• _Records supplied_
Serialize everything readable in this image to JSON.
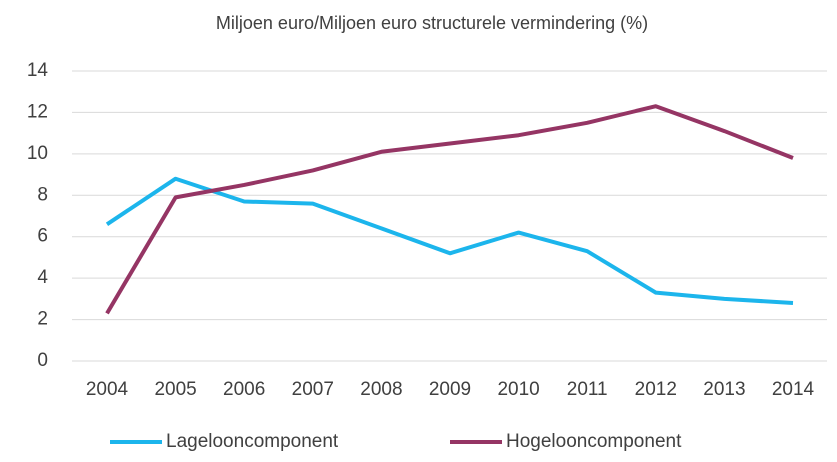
{
  "chart_data": {
    "type": "line",
    "title": "Miljoen euro/Miljoen euro structurele vermindering (%)",
    "categories": [
      "2004",
      "2005",
      "2006",
      "2007",
      "2008",
      "2009",
      "2010",
      "2011",
      "2012",
      "2013",
      "2014"
    ],
    "series": [
      {
        "name": "Lagelooncomponent",
        "color": "#1cb5ec",
        "values": [
          6.6,
          8.8,
          7.7,
          7.6,
          6.4,
          5.2,
          6.2,
          5.3,
          3.3,
          3.0,
          2.8
        ]
      },
      {
        "name": "Hogelooncomponent",
        "color": "#953564",
        "values": [
          2.3,
          7.9,
          8.5,
          9.2,
          10.1,
          10.5,
          10.9,
          11.5,
          12.3,
          11.1,
          9.8
        ]
      }
    ],
    "ylim": [
      0,
      14
    ],
    "yticks": [
      0,
      2,
      4,
      6,
      8,
      10,
      12,
      14
    ],
    "grid": true,
    "legend": "bottom"
  }
}
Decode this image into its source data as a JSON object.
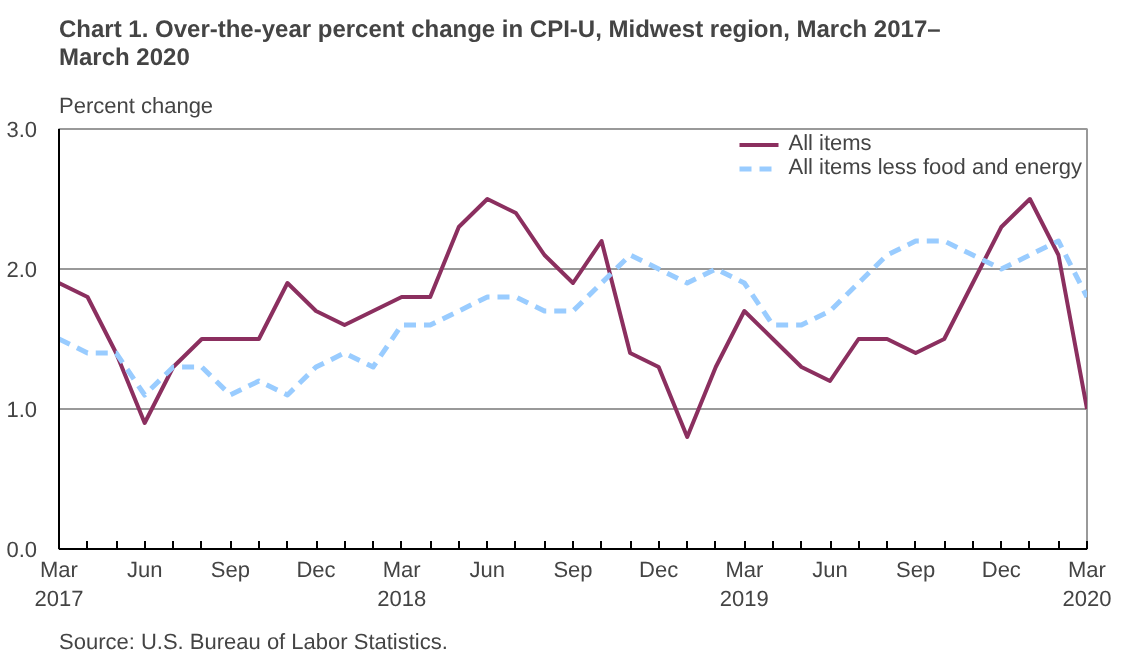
{
  "chart_data": {
    "type": "line",
    "title": "Chart 1. Over-the-year percent change in CPI-U, Midwest region, March 2017–\nMarch 2020",
    "ylabel": "Percent change",
    "categories": [
      "Mar\n2017",
      null,
      null,
      "Jun",
      null,
      null,
      "Sep",
      null,
      null,
      "Dec",
      null,
      null,
      "Mar\n2018",
      null,
      null,
      "Jun",
      null,
      null,
      "Sep",
      null,
      null,
      "Dec",
      null,
      null,
      "Mar\n2019",
      null,
      null,
      "Jun",
      null,
      null,
      "Sep",
      null,
      null,
      "Dec",
      null,
      null,
      "Mar\n2020"
    ],
    "series": [
      {
        "name": "All items",
        "color": "#8b2f5f",
        "line_style": "solid",
        "values": [
          1.9,
          1.8,
          1.4,
          0.9,
          1.3,
          1.5,
          1.5,
          1.5,
          1.9,
          1.7,
          1.6,
          1.7,
          1.8,
          1.8,
          2.3,
          2.5,
          2.4,
          2.1,
          1.9,
          2.2,
          1.4,
          1.3,
          0.8,
          1.3,
          1.7,
          1.5,
          1.3,
          1.2,
          1.5,
          1.5,
          1.4,
          1.5,
          1.9,
          2.3,
          2.5,
          2.1,
          1.0
        ]
      },
      {
        "name": "All items less food and energy",
        "color": "#99ccff",
        "line_style": "dashed",
        "values": [
          1.5,
          1.4,
          1.4,
          1.1,
          1.3,
          1.3,
          1.1,
          1.2,
          1.1,
          1.3,
          1.4,
          1.3,
          1.6,
          1.6,
          1.7,
          1.8,
          1.8,
          1.7,
          1.7,
          1.9,
          2.1,
          2.0,
          1.9,
          2.0,
          1.9,
          1.6,
          1.6,
          1.7,
          1.9,
          2.1,
          2.2,
          2.2,
          2.1,
          2.0,
          2.1,
          2.2,
          1.8
        ]
      }
    ],
    "ylim": [
      0,
      3
    ],
    "yticks": [
      {
        "value": 0,
        "label": "0.0"
      },
      {
        "value": 1,
        "label": "1.0"
      },
      {
        "value": 2,
        "label": "2.0"
      },
      {
        "value": 3,
        "label": "3.0"
      }
    ],
    "grid": "y",
    "legend": "top right",
    "marker": "none",
    "annotations": [
      "Source: U.S. Bureau of Labor Statistics."
    ]
  }
}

• _What the exercise asks_
Output an exact copy of the material, with the pictures removed.

• _Solution for this problem_
Serialize everything readable in this image to JSON.
{
  "chart_data": {
    "type": "line",
    "title": "Miljoen euro/Miljoen euro structurele vermindering (%)",
    "categories": [
      "2004",
      "2005",
      "2006",
      "2007",
      "2008",
      "2009",
      "2010",
      "2011",
      "2012",
      "2013",
      "2014"
    ],
    "series": [
      {
        "name": "Lagelooncomponent",
        "color": "#1cb5ec",
        "values": [
          6.6,
          8.8,
          7.7,
          7.6,
          6.4,
          5.2,
          6.2,
          5.3,
          3.3,
          3.0,
          2.8
        ]
      },
      {
        "name": "Hogelooncomponent",
        "color": "#953564",
        "values": [
          2.3,
          7.9,
          8.5,
          9.2,
          10.1,
          10.5,
          10.9,
          11.5,
          12.3,
          11.1,
          9.8
        ]
      }
    ],
    "ylim": [
      0,
      14
    ],
    "yticks": [
      0,
      2,
      4,
      6,
      8,
      10,
      12,
      14
    ],
    "grid": true,
    "legend": "bottom"
  }
}
Decode this image into its source data as a JSON object.
{
  "chart_data": {
    "type": "line",
    "title": "Chart 1. Over-the-year percent change in CPI-U, Midwest region, March 2017–\nMarch 2020",
    "ylabel": "Percent change",
    "categories": [
      "Mar\n2017",
      null,
      null,
      "Jun",
      null,
      null,
      "Sep",
      null,
      null,
      "Dec",
      null,
      null,
      "Mar\n2018",
      null,
      null,
      "Jun",
      null,
      null,
      "Sep",
      null,
      null,
      "Dec",
      null,
      null,
      "Mar\n2019",
      null,
      null,
      "Jun",
      null,
      null,
      "Sep",
      null,
      null,
      "Dec",
      null,
      null,
      "Mar\n2020"
    ],
    "series": [
      {
        "name": "All items",
        "color": "#8b2f5f",
        "line_style": "solid",
        "values": [
          1.9,
          1.8,
          1.4,
          0.9,
          1.3,
          1.5,
          1.5,
          1.5,
          1.9,
          1.7,
          1.6,
          1.7,
          1.8,
          1.8,
          2.3,
          2.5,
          2.4,
          2.1,
          1.9,
          2.2,
          1.4,
          1.3,
          0.8,
          1.3,
          1.7,
          1.5,
          1.3,
          1.2,
          1.5,
          1.5,
          1.4,
          1.5,
          1.9,
          2.3,
          2.5,
          2.1,
          1.0
        ]
      },
      {
        "name": "All items less food and energy",
        "color": "#99ccff",
        "line_style": "dashed",
        "values": [
          1.5,
          1.4,
          1.4,
          1.1,
          1.3,
          1.3,
          1.1,
          1.2,
          1.1,
          1.3,
          1.4,
          1.3,
          1.6,
          1.6,
          1.7,
          1.8,
          1.8,
          1.7,
          1.7,
          1.9,
          2.1,
          2.0,
          1.9,
          2.0,
          1.9,
          1.6,
          1.6,
          1.7,
          1.9,
          2.1,
          2.2,
          2.2,
          2.1,
          2.0,
          2.1,
          2.2,
          1.8
        ]
      }
    ],
    "ylim": [
      0,
      3
    ],
    "yticks": [
      {
        "value": 0,
        "label": "0.0"
      },
      {
        "value": 1,
        "label": "1.0"
      },
      {
        "value": 2,
        "label": "2.0"
      },
      {
        "value": 3,
        "label": "3.0"
      }
    ],
    "grid": "y",
    "legend": "top right",
    "marker": "none",
    "annotations": [
      "Source: U.S. Bureau of Labor Statistics."
    ]
  }
}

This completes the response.